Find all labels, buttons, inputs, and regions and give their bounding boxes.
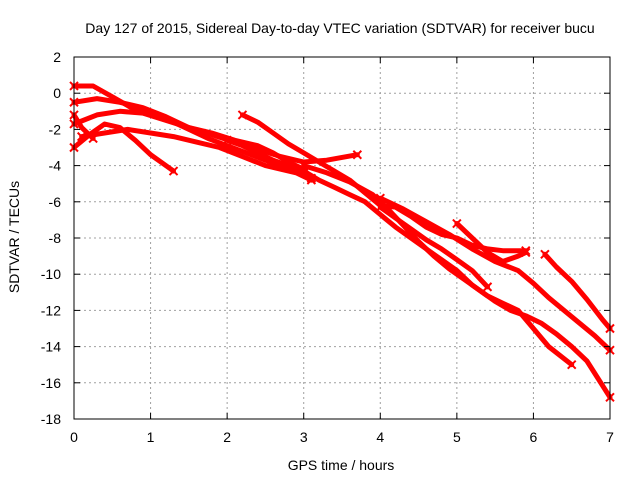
x-tick-label: 2 [223, 429, 231, 445]
ticks: 0 1 2 3 4 5 6 7 2 0 -2 -4 -6 -8 -10 -12 -14 -16 -18 [41, 49, 614, 445]
series-line-s10 [377, 204, 490, 290]
y-tick-label: -8 [49, 230, 62, 246]
x-tick-label: 1 [147, 429, 155, 445]
y-tick-label: -4 [49, 158, 62, 174]
series-line-s13 [542, 251, 613, 331]
series-marker [375, 202, 385, 212]
series-marker [375, 193, 385, 203]
y-tick-label: 0 [53, 85, 61, 101]
series-marker [76, 131, 87, 142]
series-marker [222, 135, 232, 145]
series-line-s12 [454, 221, 529, 264]
x-axis-label: GPS time / hours [288, 457, 395, 473]
series-line-s8 [224, 137, 575, 368]
series-marker [237, 110, 248, 120]
series-line-s11 [377, 195, 613, 353]
series-marker [352, 150, 363, 160]
series-line-s9 [301, 163, 613, 400]
y-tick-label: -16 [41, 375, 61, 391]
series-line-s6 [79, 126, 314, 183]
y-tick-label: -18 [41, 411, 61, 427]
series-marker [540, 249, 550, 259]
y-tick-label: 2 [53, 49, 61, 65]
series-marker [482, 282, 493, 292]
y-axis-label: SDTVAR / TECUs [6, 181, 22, 293]
series-line-s3 [71, 108, 314, 181]
series-marker [567, 359, 577, 370]
series-group [69, 81, 615, 402]
x-tick-label: 7 [606, 429, 614, 445]
x-tick-label: 0 [70, 429, 78, 445]
y-tick-label: -2 [49, 121, 62, 137]
y-tick-label: -12 [41, 302, 61, 318]
series-marker [521, 247, 531, 258]
x-tick-label: 6 [530, 429, 538, 445]
y-tick-label: -10 [41, 266, 61, 282]
x-tick-label: 4 [376, 429, 384, 445]
x-tick-label: 5 [453, 429, 461, 445]
y-tick-label: -14 [41, 339, 61, 355]
series-line-s7 [240, 112, 529, 254]
y-tick-label: -6 [49, 194, 62, 210]
series-marker [452, 218, 462, 229]
x-tick-label: 3 [300, 429, 308, 445]
series-marker [299, 160, 309, 171]
series-marker [168, 166, 179, 176]
chart-title: Day 127 of 2015, Sidereal Day-to-day VTE… [85, 20, 594, 36]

:::::

TASK BRIEF »
Copy every line of the data above character for character, omitting the picture.

RESULT »
Find all labels, buttons, inputs, and regions and give their bounding boxes.
x-tick-label: 2 [223, 429, 231, 445]
ticks: 0 1 2 3 4 5 6 7 2 0 -2 -4 -6 -8 -10 -12 -14 -16 -18 [41, 49, 614, 445]
series-line-s10 [377, 204, 490, 290]
y-tick-label: -8 [49, 230, 62, 246]
x-tick-label: 1 [147, 429, 155, 445]
y-tick-label: -4 [49, 158, 62, 174]
series-line-s13 [542, 251, 613, 331]
series-marker [375, 202, 385, 212]
series-marker [375, 193, 385, 203]
y-tick-label: 0 [53, 85, 61, 101]
series-marker [76, 131, 87, 142]
series-marker [222, 135, 232, 145]
series-line-s12 [454, 221, 529, 264]
x-axis-label: GPS time / hours [288, 457, 395, 473]
series-line-s8 [224, 137, 575, 368]
series-marker [237, 110, 248, 120]
series-line-s11 [377, 195, 613, 353]
series-marker [352, 150, 363, 160]
series-line-s9 [301, 163, 613, 400]
y-tick-label: -16 [41, 375, 61, 391]
series-line-s6 [79, 126, 314, 183]
y-tick-label: -18 [41, 411, 61, 427]
series-marker [540, 249, 550, 259]
y-tick-label: 2 [53, 49, 61, 65]
series-marker [482, 282, 493, 292]
y-axis-label: SDTVAR / TECUs [6, 181, 22, 293]
series-line-s3 [71, 108, 314, 181]
series-marker [567, 359, 577, 370]
series-group [69, 81, 615, 402]
x-tick-label: 7 [606, 429, 614, 445]
x-tick-label: 0 [70, 429, 78, 445]
y-tick-label: -2 [49, 121, 62, 137]
y-tick-label: -12 [41, 302, 61, 318]
series-marker [521, 247, 531, 258]
x-tick-label: 6 [530, 429, 538, 445]
y-tick-label: -10 [41, 266, 61, 282]
x-tick-label: 4 [376, 429, 384, 445]
x-tick-label: 5 [453, 429, 461, 445]
y-tick-label: -14 [41, 339, 61, 355]
series-line-s7 [240, 112, 529, 254]
y-tick-label: -6 [49, 194, 62, 210]
series-marker [452, 218, 462, 229]
x-tick-label: 3 [300, 429, 308, 445]
series-marker [299, 160, 309, 171]
series-marker [168, 166, 179, 176]
chart-title: Day 127 of 2015, Sidereal Day-to-day VTE… [85, 20, 594, 36]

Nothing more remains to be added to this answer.